Trecho selecionado:
====

VISÃO, FÉ E AMOR: O FUTURO PRÓXIMO DA SELEÇÃO BRASILEIRA

Ou: como a aposta na relação do talento, e não na geometria, pode ser do que dependa um futuro efetivamente promissor para a Seleção

Endrick e Vinicius Jr.

“Em futebol, o pior cego é o que só vê a bola” – Nelson Rodrigues

O Real, clube de alguns dos nossos craques do passado, do presente e do futuro, acabou de se sagrar finalista de mais uma Champions, com gols no fim do jogo em uma remontada que já não surpreende a mais ninguém. Eu vi, você viu. E a verdade é que tanto você como eu já esperávamos por isso. Não teria Manuel Neuer ou destino adverso que atravancasse o caminho do escrete merengue. O destino, afinal, em matéria de Champions League, é o próprio Madrid: 14 títulos em 17 finais e o provável 15º a caminho. Mas esse texto não é sobre isso – sobre o Real e o seu triunfo: esse texto é sobre a Seleção Brasileira e o dom de ver. O Real Madrid se classificar contra as adversidades mais impossíveis em fases finais de Champions já não é algo difícil de prever, já não constitui uma novidade. Sem visão é quem não acredita. Mas e quando se trata do escrete nacional e do nosso futuro em Copas? O que enxergar? É a projeção que se fará aqui.

1. PRIMEIRA DIGRESSÃO: VISÃO

A ideia que em geral se tem do profeta, essa figura presente nas mais diversas tradições da história e da literatura, é a de alguém que simplesmente sabe e diz o futuro, e que o sabe porque um outro alguém (Deus, ou os deuses) lhe disse. Ainda que nos relatos bíblicos e nos escritos gregos (os representantes maiores das culturas monoteístas e politeístas do Ocidente) o saber o futuro normalmente se dê pela revelação, ou por algo que em geral é externo àquele que sabe, limitar a ideia de profecia a isso é empobrecer a riqueza de um conceito em si mesmo mais amplo.

O profeta (ou o oráculo), de uma perspectiva talvez menos metafísica, mais materialista, não é puramente aquele que conhece o futuro – é, mais do que isso, aquele que o <antevê>, que o vê antes. E o vê não porque alguém lhe tenha mostrado, mas por ele mesmo o enxergar inscrito na história. Ora, esse personagem ganha muito em força simbólica quando imaginado assim, não como alguém que sabe o futuro porque lhe foi contado, mas como alguém que o desvenda por conta própria, enxergando o movimento posterior de uma realidade que está ali, oferecida a todo olho, mas cuja percepção mais apurada não é acessível a todos, é privilégio seu. Nelson Rodrigues naquela crônica sobre a majestade do então apenas Pelé, o garoto de 17 anos? Algo nesse sentido.

====

Dados armazenados:

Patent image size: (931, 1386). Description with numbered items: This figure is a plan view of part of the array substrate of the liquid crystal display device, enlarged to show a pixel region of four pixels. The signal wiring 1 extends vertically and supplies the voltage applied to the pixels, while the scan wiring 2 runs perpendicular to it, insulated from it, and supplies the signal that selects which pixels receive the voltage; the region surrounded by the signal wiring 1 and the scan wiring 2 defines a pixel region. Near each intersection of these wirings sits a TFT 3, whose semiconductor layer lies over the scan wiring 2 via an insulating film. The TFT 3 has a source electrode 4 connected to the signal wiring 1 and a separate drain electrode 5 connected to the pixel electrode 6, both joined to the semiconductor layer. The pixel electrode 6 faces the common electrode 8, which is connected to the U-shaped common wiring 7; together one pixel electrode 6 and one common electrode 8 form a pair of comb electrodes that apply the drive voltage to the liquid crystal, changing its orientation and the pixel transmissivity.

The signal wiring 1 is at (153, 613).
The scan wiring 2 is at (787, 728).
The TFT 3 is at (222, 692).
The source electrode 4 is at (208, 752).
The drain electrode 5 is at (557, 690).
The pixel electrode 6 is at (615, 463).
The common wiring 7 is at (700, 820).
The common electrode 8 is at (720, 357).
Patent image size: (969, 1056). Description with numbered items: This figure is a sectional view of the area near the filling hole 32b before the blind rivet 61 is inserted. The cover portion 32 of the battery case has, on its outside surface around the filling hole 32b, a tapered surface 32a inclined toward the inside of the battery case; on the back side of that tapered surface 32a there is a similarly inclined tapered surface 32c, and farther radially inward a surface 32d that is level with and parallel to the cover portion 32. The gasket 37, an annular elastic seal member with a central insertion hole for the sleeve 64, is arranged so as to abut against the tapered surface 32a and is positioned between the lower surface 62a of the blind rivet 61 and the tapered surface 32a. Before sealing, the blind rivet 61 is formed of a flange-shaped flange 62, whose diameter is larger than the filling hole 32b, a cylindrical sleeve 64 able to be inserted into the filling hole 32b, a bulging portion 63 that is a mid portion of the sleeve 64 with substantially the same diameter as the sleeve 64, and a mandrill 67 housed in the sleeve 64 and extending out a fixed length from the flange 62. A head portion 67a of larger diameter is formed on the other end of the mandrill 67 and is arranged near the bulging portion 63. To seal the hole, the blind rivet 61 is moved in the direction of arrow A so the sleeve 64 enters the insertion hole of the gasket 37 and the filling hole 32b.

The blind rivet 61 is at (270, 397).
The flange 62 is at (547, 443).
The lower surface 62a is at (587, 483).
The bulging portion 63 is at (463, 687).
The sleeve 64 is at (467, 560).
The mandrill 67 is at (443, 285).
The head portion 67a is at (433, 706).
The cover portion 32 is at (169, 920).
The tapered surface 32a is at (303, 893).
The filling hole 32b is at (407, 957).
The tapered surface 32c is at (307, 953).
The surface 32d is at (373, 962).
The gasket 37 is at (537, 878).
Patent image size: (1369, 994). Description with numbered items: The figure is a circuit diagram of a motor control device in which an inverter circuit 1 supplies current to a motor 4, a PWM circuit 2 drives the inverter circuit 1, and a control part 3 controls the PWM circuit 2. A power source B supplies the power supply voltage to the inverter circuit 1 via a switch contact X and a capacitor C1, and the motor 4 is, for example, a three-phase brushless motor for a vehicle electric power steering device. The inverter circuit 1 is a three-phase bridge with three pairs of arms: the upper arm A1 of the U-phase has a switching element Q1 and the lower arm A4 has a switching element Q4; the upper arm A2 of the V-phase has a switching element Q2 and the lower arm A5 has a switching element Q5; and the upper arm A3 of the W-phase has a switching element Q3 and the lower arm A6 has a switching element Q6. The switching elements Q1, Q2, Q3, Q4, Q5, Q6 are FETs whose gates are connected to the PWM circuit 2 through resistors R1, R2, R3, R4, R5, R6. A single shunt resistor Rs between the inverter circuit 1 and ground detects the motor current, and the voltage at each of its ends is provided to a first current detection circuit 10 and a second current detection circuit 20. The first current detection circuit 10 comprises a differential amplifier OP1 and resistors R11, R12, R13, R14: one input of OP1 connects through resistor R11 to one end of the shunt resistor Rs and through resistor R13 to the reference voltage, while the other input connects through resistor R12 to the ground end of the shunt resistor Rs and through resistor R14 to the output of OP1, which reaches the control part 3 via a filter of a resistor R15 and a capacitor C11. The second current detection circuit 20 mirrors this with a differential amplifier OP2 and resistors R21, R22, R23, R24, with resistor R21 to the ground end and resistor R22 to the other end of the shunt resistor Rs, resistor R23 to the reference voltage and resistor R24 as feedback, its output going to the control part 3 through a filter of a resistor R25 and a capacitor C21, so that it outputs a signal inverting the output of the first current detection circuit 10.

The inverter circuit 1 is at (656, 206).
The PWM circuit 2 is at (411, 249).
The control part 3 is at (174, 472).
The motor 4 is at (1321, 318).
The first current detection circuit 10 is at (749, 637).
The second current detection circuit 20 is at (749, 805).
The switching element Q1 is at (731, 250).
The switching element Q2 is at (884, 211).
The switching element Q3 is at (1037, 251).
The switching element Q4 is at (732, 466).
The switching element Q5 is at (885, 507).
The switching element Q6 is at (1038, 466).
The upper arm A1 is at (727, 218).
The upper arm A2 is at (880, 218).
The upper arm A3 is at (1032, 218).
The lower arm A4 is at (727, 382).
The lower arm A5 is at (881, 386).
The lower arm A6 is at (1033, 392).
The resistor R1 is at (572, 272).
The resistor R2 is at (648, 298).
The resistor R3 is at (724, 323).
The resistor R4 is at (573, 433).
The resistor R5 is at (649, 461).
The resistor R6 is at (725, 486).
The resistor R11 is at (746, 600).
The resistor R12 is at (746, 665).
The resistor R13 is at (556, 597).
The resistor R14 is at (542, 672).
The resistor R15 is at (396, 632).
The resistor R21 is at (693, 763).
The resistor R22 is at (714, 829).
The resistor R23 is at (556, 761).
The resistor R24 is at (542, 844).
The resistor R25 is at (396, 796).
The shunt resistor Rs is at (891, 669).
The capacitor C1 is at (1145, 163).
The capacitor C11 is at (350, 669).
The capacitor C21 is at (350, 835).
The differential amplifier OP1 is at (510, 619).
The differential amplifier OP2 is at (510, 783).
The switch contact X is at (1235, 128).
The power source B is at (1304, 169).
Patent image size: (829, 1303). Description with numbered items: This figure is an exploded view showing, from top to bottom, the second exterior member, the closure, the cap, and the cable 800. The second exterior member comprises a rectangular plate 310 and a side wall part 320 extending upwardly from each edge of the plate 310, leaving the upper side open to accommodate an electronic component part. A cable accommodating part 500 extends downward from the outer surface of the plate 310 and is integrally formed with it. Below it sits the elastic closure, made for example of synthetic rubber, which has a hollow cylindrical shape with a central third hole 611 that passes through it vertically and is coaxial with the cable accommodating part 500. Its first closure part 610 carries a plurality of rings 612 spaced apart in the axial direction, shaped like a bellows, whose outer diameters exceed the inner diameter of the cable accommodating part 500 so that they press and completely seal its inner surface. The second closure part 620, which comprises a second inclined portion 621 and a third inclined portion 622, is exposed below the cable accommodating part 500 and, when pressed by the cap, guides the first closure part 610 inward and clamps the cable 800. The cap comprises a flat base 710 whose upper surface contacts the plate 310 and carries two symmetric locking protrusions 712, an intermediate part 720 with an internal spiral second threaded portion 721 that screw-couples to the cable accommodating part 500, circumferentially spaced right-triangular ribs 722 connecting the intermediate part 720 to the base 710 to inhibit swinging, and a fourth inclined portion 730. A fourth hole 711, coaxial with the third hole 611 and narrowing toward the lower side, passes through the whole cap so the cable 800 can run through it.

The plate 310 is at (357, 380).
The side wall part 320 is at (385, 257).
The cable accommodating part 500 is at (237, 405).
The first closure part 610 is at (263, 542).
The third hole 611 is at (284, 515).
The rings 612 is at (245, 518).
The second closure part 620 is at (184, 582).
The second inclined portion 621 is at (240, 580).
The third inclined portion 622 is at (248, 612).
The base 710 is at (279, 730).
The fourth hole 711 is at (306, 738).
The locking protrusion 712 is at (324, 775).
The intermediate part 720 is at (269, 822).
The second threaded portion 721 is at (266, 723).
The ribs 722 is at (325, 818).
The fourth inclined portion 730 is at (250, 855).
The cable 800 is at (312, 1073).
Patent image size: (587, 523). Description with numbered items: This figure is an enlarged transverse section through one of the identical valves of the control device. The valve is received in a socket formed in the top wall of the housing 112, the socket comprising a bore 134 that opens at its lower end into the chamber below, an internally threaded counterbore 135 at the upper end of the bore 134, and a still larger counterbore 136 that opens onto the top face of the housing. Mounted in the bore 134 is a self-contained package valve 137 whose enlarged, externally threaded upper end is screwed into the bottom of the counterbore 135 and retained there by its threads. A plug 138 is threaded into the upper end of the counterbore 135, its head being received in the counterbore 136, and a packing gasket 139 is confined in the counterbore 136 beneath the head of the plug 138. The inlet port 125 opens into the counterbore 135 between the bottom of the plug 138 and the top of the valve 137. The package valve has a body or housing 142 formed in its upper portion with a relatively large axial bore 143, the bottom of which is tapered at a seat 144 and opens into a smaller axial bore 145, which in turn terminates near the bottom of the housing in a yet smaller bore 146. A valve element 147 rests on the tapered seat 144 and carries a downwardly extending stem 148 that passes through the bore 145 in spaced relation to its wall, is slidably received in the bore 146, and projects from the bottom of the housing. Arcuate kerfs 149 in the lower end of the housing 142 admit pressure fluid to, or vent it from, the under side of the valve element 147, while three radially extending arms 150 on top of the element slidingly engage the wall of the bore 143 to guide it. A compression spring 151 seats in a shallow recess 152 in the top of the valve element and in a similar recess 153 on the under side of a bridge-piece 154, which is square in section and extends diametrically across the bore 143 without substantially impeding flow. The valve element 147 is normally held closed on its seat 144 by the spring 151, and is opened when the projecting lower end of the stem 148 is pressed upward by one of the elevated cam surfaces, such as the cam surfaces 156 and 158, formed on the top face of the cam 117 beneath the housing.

====

Exercícios:
**a.** Segundo o texto sobre a Seleção Brasileira, quantos títulos de Champions o Real Madrid conquistou e em quantas finais?
**b.** Transcreva o trecho do texto sobre a Seleção Brasileira, começando em "VISÃO, FÉ E" e terminando em "e Vinicius Jr.".
**c.** Resuma o parágrafo do texto sobre a Seleção Brasileira que começa com "O profeta (ou o oráculo)", mantendo seus fatos principais.

Respostas:
**a.** 14 títulos em 17 finais.

**b.**
VISÃO, FÉ E AMOR: O FUTURO PRÓXIMO DA SELEÇÃO BRASILEIRA

Ou: como a aposta na relação do talento, e não na geometria, pode ser do que dependa um futuro efetivamente promissor para a Seleção

Endrick e Vinicius Jr.

**c.** De uma perspectiva mais materialista, o profeta (ou o oráculo) não só conhece o futuro, mas o antevê. Ele o enxerga por conta própria, inscrito na história, sem que ninguém lhe mostre. Imaginado assim, ganha força simbólica, pois percebe o movimento posterior de uma realidade oferecida a todo olho, cuja percepção apurada é privilégio seu. A crônica de Nelson Rodrigues sobre a majestade de Pelé, então um garoto de 17 anos, vai nesse sentido.